Records supplied:
==================================================

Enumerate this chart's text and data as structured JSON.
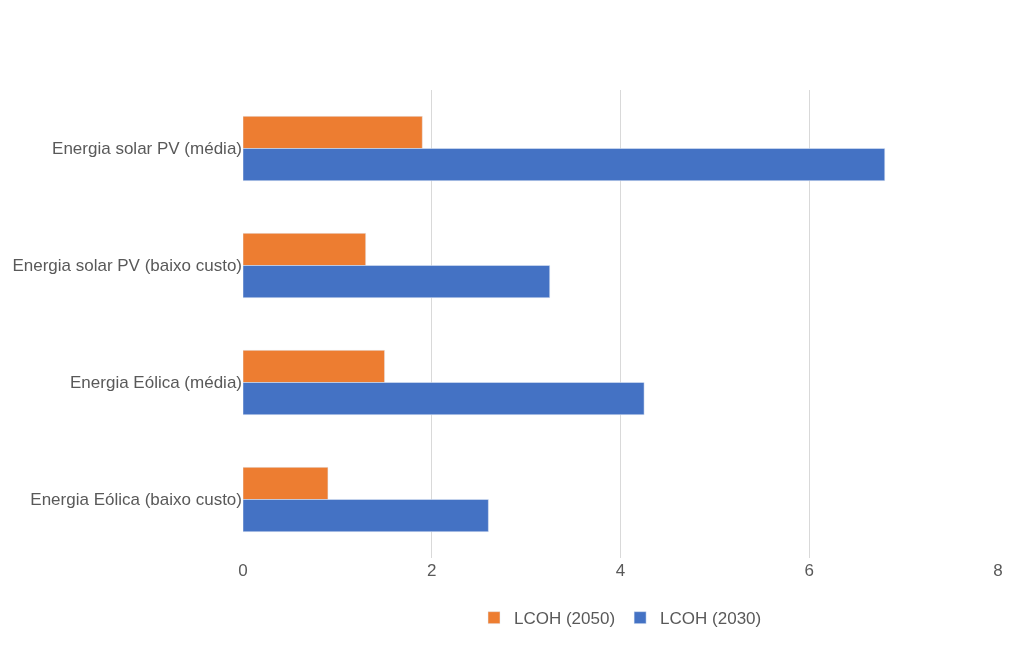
{
  "chart_data": {
    "type": "bar",
    "orientation": "horizontal",
    "categories": [
      "Energia solar PV (média)",
      "Energia solar PV (baixo custo)",
      "Energia Eólica (média)",
      "Energia Eólica (baixo custo)"
    ],
    "series": [
      {
        "name": "LCOH (2050)",
        "color": "#ed7d31",
        "values": [
          1.9,
          1.3,
          1.5,
          0.9
        ]
      },
      {
        "name": "LCOH (2030)",
        "color": "#4472c4",
        "values": [
          6.8,
          3.25,
          4.25,
          2.6
        ]
      }
    ],
    "xlim": [
      0,
      8
    ],
    "xticks": [
      0,
      2,
      4,
      6,
      8
    ],
    "grid": "x",
    "legend": "bottom"
  }
}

==================================================

What you will do: Print every record above exactly as written, leaving out the pictures.

Response to the exercise:
Enumerate this chart's text and data as structured JSON.
{
  "chart_data": {
    "type": "bar",
    "orientation": "horizontal",
    "categories": [
      "Energia solar PV (média)",
      "Energia solar PV (baixo custo)",
      "Energia Eólica (média)",
      "Energia Eólica (baixo custo)"
    ],
    "series": [
      {
        "name": "LCOH (2050)",
        "color": "#ed7d31",
        "values": [
          1.9,
          1.3,
          1.5,
          0.9
        ]
      },
      {
        "name": "LCOH (2030)",
        "color": "#4472c4",
        "values": [
          6.8,
          3.25,
          4.25,
          2.6
        ]
      }
    ],
    "xlim": [
      0,
      8
    ],
    "xticks": [
      0,
      2,
      4,
      6,
      8
    ],
    "grid": "x",
    "legend": "bottom"
  }
}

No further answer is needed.